* start *
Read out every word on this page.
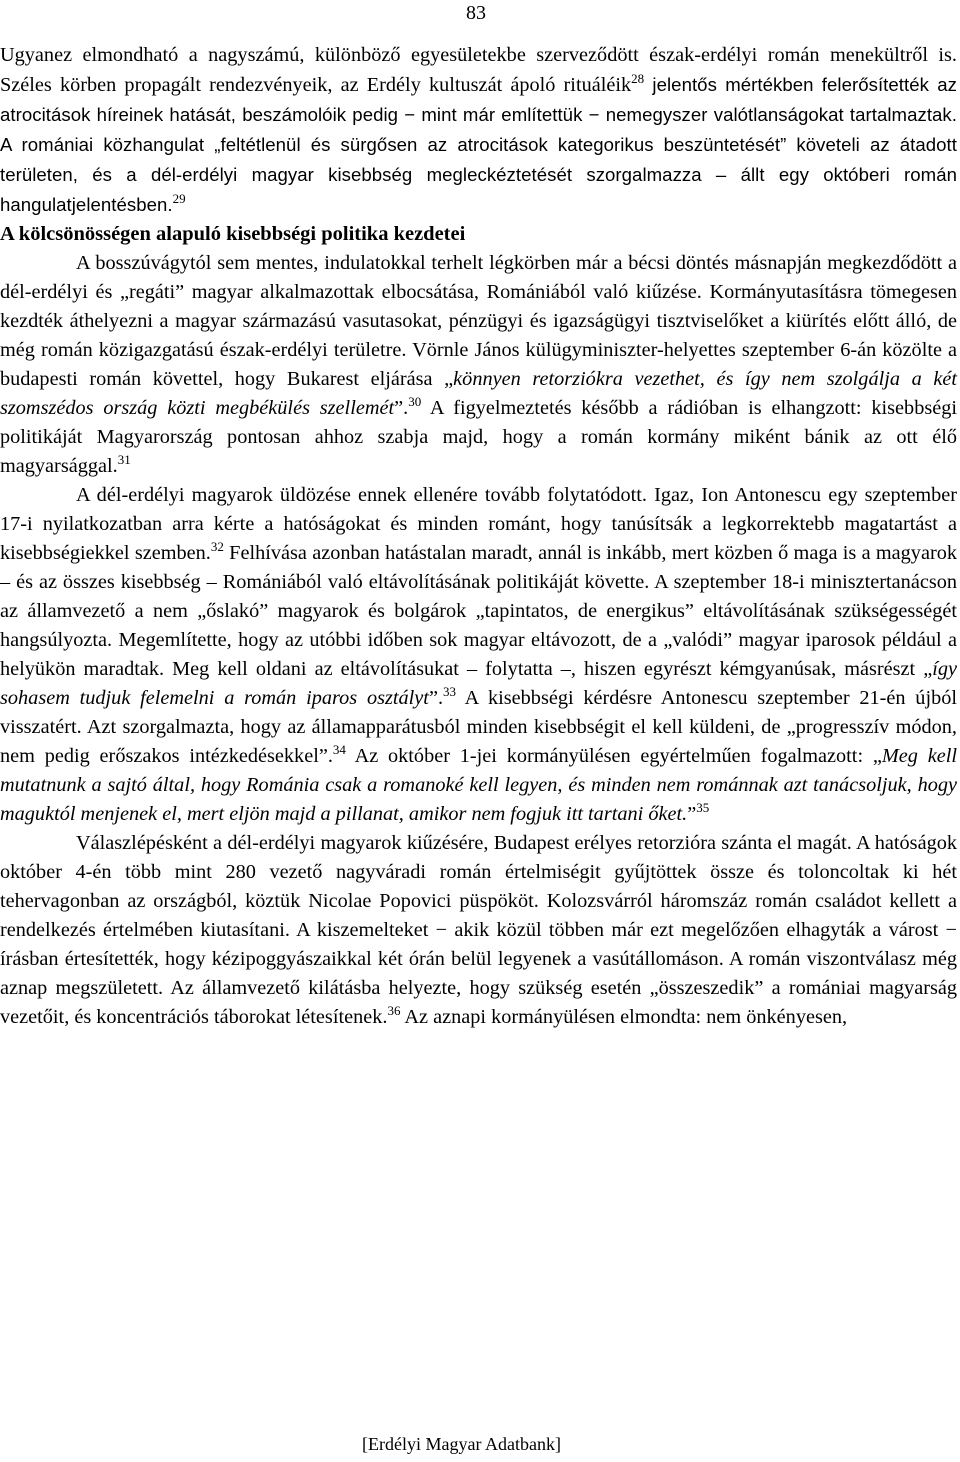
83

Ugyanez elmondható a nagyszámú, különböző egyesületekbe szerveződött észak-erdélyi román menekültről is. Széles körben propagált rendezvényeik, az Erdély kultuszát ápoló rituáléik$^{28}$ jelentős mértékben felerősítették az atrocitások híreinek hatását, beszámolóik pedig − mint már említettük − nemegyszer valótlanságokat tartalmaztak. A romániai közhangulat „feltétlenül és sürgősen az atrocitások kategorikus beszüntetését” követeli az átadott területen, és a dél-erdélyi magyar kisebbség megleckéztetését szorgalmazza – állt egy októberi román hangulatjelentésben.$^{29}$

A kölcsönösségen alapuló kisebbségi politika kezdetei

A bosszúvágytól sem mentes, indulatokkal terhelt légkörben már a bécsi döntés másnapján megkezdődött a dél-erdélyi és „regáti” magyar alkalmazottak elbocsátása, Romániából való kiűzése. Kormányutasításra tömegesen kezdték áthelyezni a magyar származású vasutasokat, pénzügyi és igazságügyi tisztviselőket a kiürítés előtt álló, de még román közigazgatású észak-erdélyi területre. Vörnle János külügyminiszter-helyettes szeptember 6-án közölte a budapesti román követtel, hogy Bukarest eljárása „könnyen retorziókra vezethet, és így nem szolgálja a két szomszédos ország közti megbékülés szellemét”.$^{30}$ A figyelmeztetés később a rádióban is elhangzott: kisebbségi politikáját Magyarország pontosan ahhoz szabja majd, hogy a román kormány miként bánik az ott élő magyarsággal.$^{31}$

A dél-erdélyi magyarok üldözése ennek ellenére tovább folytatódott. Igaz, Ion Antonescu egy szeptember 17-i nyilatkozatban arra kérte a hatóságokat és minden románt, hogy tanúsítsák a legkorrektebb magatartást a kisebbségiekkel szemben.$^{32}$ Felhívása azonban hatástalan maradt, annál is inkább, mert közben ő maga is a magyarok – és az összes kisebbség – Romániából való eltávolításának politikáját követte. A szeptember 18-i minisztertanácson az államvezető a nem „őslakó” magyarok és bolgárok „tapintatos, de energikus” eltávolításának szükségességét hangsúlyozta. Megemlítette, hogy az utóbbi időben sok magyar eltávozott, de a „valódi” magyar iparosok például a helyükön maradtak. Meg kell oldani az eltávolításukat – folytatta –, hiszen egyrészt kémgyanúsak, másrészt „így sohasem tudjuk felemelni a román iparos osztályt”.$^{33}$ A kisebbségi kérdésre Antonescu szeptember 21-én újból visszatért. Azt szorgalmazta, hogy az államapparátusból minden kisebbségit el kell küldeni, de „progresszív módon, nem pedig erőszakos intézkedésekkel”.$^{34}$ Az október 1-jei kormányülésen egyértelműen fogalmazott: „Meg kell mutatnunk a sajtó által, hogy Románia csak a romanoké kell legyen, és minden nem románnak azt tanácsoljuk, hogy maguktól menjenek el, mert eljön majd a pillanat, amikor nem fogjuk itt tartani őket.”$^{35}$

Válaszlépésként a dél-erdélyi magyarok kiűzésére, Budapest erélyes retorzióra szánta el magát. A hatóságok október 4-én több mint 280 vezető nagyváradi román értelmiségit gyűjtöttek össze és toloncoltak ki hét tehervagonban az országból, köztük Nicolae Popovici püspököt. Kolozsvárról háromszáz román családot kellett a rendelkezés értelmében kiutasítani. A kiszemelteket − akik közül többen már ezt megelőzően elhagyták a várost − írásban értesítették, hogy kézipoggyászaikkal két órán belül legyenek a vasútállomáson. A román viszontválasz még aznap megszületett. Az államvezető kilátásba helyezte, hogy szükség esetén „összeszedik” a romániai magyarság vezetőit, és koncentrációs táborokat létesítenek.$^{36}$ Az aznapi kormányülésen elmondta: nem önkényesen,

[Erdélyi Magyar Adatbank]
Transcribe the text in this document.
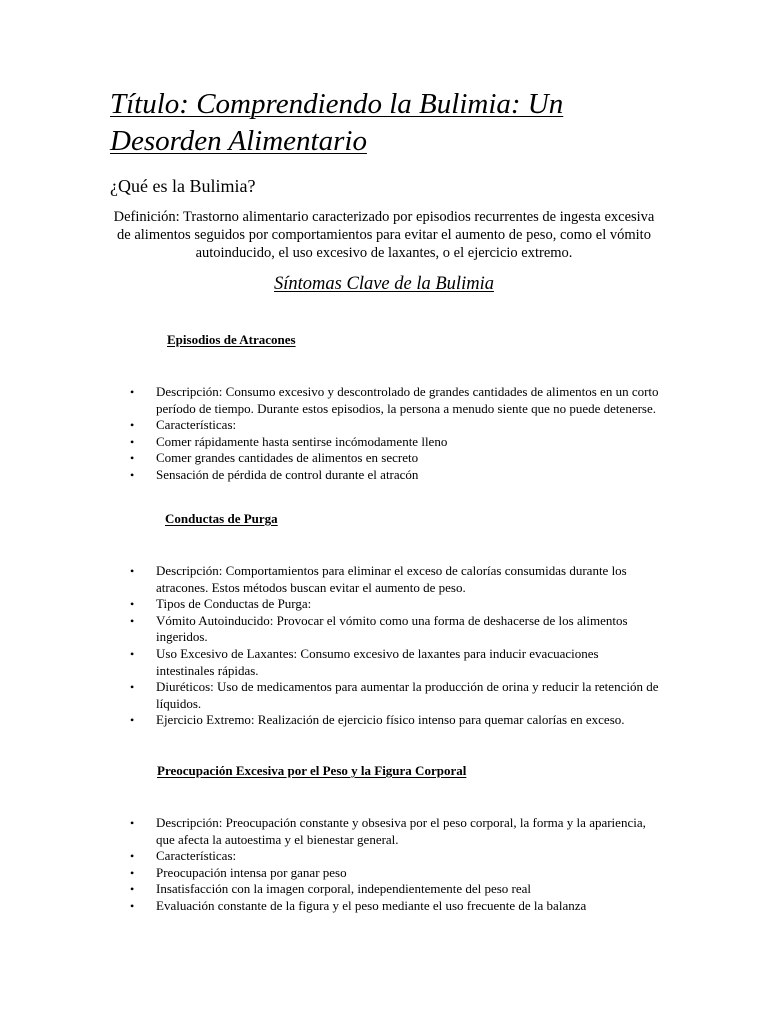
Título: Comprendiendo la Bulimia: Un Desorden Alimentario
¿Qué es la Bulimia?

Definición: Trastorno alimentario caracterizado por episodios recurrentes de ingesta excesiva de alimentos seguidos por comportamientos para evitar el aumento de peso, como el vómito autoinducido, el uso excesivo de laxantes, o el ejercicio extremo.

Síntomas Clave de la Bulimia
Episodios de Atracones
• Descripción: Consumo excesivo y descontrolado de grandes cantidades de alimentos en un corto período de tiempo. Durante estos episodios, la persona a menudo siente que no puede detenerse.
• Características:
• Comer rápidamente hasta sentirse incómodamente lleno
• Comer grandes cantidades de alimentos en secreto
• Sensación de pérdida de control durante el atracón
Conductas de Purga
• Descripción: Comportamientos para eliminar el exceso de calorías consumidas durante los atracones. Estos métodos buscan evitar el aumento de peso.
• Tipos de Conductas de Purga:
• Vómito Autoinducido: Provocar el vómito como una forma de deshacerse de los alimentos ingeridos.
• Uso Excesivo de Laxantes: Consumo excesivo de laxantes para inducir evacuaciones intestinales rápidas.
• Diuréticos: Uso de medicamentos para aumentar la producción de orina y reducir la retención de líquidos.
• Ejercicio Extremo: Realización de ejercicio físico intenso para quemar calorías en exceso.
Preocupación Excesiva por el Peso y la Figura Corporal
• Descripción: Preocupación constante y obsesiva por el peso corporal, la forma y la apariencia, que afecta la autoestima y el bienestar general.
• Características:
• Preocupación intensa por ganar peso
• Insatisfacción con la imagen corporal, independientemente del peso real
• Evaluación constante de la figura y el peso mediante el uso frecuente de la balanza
* end *
→ TASK TO COMPLETE
Quote every line of the records above exactly; no picture is to be copied.

→ WORKED SOLUTION
Read out every word on this page.
83

Ugyanez elmondható a nagyszámú, különböző egyesületekbe szerveződött észak-erdélyi román menekültről is. Széles körben propagált rendezvényeik, az Erdély kultuszát ápoló rituáléik$^{28}$ jelentős mértékben felerősítették az atrocitások híreinek hatását, beszámolóik pedig − mint már említettük − nemegyszer valótlanságokat tartalmaztak. A romániai közhangulat „feltétlenül és sürgősen az atrocitások kategorikus beszüntetését” követeli az átadott területen, és a dél-erdélyi magyar kisebbség megleckéztetését szorgalmazza – állt egy októberi román hangulatjelentésben.$^{29}$

A kölcsönösségen alapuló kisebbségi politika kezdetei

A bosszúvágytól sem mentes, indulatokkal terhelt légkörben már a bécsi döntés másnapján megkezdődött a dél-erdélyi és „regáti” magyar alkalmazottak elbocsátása, Romániából való kiűzése. Kormányutasításra tömegesen kezdték áthelyezni a magyar származású vasutasokat, pénzügyi és igazságügyi tisztviselőket a kiürítés előtt álló, de még román közigazgatású észak-erdélyi területre. Vörnle János külügyminiszter-helyettes szeptember 6-án közölte a budapesti román követtel, hogy Bukarest eljárása „könnyen retorziókra vezethet, és így nem szolgálja a két szomszédos ország közti megbékülés szellemét”.$^{30}$ A figyelmeztetés később a rádióban is elhangzott: kisebbségi politikáját Magyarország pontosan ahhoz szabja majd, hogy a román kormány miként bánik az ott élő magyarsággal.$^{31}$

A dél-erdélyi magyarok üldözése ennek ellenére tovább folytatódott. Igaz, Ion Antonescu egy szeptember 17-i nyilatkozatban arra kérte a hatóságokat és minden románt, hogy tanúsítsák a legkorrektebb magatartást a kisebbségiekkel szemben.$^{32}$ Felhívása azonban hatástalan maradt, annál is inkább, mert közben ő maga is a magyarok – és az összes kisebbség – Romániából való eltávolításának politikáját követte. A szeptember 18-i minisztertanácson az államvezető a nem „őslakó” magyarok és bolgárok „tapintatos, de energikus” eltávolításának szükségességét hangsúlyozta. Megemlítette, hogy az utóbbi időben sok magyar eltávozott, de a „valódi” magyar iparosok például a helyükön maradtak. Meg kell oldani az eltávolításukat – folytatta –, hiszen egyrészt kémgyanúsak, másrészt „így sohasem tudjuk felemelni a román iparos osztályt”.$^{33}$ A kisebbségi kérdésre Antonescu szeptember 21-én újból visszatért. Azt szorgalmazta, hogy az államapparátusból minden kisebbségit el kell küldeni, de „progresszív módon, nem pedig erőszakos intézkedésekkel”.$^{34}$ Az október 1-jei kormányülésen egyértelműen fogalmazott: „Meg kell mutatnunk a sajtó által, hogy Románia csak a romanoké kell legyen, és minden nem románnak azt tanácsoljuk, hogy maguktól menjenek el, mert eljön majd a pillanat, amikor nem fogjuk itt tartani őket.”$^{35}$

Válaszlépésként a dél-erdélyi magyarok kiűzésére, Budapest erélyes retorzióra szánta el magát. A hatóságok október 4-én több mint 280 vezető nagyváradi román értelmiségit gyűjtöttek össze és toloncoltak ki hét tehervagonban az országból, köztük Nicolae Popovici püspököt. Kolozsvárról háromszáz román családot kellett a rendelkezés értelmében kiutasítani. A kiszemelteket − akik közül többen már ezt megelőzően elhagyták a várost − írásban értesítették, hogy kézipoggyászaikkal két órán belül legyenek a vasútállomáson. A román viszontválasz még aznap megszületett. Az államvezető kilátásba helyezte, hogy szükség esetén „összeszedik” a romániai magyarság vezetőit, és koncentrációs táborokat létesítenek.$^{36}$ Az aznapi kormányülésen elmondta: nem önkényesen,

[Erdélyi Magyar Adatbank]
Transcribe the text in this document.
Título: Comprendiendo la Bulimia: Un Desorden Alimentario
¿Qué es la Bulimia?

Definición: Trastorno alimentario caracterizado por episodios recurrentes de ingesta excesiva de alimentos seguidos por comportamientos para evitar el aumento de peso, como el vómito autoinducido, el uso excesivo de laxantes, o el ejercicio extremo.

Síntomas Clave de la Bulimia
Episodios de Atracones
• Descripción: Consumo excesivo y descontrolado de grandes cantidades de alimentos en un corto período de tiempo. Durante estos episodios, la persona a menudo siente que no puede detenerse.
• Características:
• Comer rápidamente hasta sentirse incómodamente lleno
• Comer grandes cantidades de alimentos en secreto
• Sensación de pérdida de control durante el atracón
Conductas de Purga
• Descripción: Comportamientos para eliminar el exceso de calorías consumidas durante los atracones. Estos métodos buscan evitar el aumento de peso.
• Tipos de Conductas de Purga:
• Vómito Autoinducido: Provocar el vómito como una forma de deshacerse de los alimentos ingeridos.
• Uso Excesivo de Laxantes: Consumo excesivo de laxantes para inducir evacuaciones intestinales rápidas.
• Diuréticos: Uso de medicamentos para aumentar la producción de orina y reducir la retención de líquidos.
• Ejercicio Extremo: Realización de ejercicio físico intenso para quemar calorías en exceso.
Preocupación Excesiva por el Peso y la Figura Corporal
• Descripción: Preocupación constante y obsesiva por el peso corporal, la forma y la apariencia, que afecta la autoestima y el bienestar general.
• Características:
• Preocupación intensa por ganar peso
• Insatisfacción con la imagen corporal, independientemente del peso real
• Evaluación constante de la figura y el peso mediante el uso frecuente de la balanza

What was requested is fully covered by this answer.